Stored data entries:
#####

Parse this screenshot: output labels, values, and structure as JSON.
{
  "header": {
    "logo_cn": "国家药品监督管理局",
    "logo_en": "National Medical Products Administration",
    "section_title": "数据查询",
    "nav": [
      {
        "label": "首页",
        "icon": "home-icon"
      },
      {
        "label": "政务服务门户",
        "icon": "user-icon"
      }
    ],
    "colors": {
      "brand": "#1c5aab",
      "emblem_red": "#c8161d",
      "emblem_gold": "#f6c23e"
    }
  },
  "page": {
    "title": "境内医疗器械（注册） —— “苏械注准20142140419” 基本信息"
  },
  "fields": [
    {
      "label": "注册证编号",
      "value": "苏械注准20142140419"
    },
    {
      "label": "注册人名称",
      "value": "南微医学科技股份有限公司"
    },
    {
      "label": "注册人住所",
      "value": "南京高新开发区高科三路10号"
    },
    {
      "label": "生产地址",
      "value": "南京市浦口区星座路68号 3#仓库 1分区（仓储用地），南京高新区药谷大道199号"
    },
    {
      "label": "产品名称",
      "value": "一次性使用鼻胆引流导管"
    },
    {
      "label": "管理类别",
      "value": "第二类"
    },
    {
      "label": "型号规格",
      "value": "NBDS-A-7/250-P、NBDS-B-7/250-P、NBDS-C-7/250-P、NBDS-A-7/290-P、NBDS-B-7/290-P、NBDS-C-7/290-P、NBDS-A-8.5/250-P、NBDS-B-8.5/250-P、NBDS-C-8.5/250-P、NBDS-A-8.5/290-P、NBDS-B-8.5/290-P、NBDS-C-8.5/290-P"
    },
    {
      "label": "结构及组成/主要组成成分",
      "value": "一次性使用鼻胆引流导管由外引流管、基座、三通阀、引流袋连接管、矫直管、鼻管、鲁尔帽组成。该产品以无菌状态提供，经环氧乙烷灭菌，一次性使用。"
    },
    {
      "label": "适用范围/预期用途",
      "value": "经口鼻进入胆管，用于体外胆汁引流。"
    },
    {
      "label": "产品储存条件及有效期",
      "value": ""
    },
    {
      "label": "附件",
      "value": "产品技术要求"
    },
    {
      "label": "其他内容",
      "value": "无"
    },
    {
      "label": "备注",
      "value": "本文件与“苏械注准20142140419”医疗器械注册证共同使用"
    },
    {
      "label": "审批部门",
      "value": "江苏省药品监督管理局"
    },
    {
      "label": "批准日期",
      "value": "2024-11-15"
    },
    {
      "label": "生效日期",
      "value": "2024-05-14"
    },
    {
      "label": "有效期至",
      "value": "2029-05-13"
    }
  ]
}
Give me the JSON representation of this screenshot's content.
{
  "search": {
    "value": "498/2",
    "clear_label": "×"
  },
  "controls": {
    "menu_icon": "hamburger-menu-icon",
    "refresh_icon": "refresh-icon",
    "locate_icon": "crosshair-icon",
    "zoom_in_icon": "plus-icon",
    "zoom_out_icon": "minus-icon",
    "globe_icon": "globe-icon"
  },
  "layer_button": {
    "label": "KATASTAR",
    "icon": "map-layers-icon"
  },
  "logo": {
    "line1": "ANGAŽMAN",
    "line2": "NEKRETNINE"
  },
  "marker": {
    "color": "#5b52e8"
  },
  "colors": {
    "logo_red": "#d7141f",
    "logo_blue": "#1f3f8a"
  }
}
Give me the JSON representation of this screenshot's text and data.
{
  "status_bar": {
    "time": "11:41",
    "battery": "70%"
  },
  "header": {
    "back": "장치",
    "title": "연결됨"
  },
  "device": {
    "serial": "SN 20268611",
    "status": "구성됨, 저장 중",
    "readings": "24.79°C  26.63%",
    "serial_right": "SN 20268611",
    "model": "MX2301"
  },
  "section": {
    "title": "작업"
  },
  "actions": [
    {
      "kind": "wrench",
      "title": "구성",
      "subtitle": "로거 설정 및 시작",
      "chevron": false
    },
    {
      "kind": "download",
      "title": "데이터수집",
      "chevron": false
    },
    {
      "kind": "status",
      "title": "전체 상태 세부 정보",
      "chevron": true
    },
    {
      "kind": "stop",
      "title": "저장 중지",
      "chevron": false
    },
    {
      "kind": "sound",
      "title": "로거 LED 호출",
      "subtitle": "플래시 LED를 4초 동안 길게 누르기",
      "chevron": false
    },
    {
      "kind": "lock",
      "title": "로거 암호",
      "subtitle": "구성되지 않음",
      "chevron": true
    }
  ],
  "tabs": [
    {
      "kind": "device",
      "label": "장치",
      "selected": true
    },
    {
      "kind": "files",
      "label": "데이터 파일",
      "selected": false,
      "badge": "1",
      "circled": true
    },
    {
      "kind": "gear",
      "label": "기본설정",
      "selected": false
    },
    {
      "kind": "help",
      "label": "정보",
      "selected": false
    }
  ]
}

#####

### [WHAT THE EXERCISE ASKS]
Pull out the lines above in which the word "subtitle" appears.

### [RESPONSE TO THE EXERCISE]
      "subtitle": "로거 설정 및 시작",
      "subtitle": "플래시 LED를 4초 동안 길게 누르기",
      "subtitle": "구성되지 않음",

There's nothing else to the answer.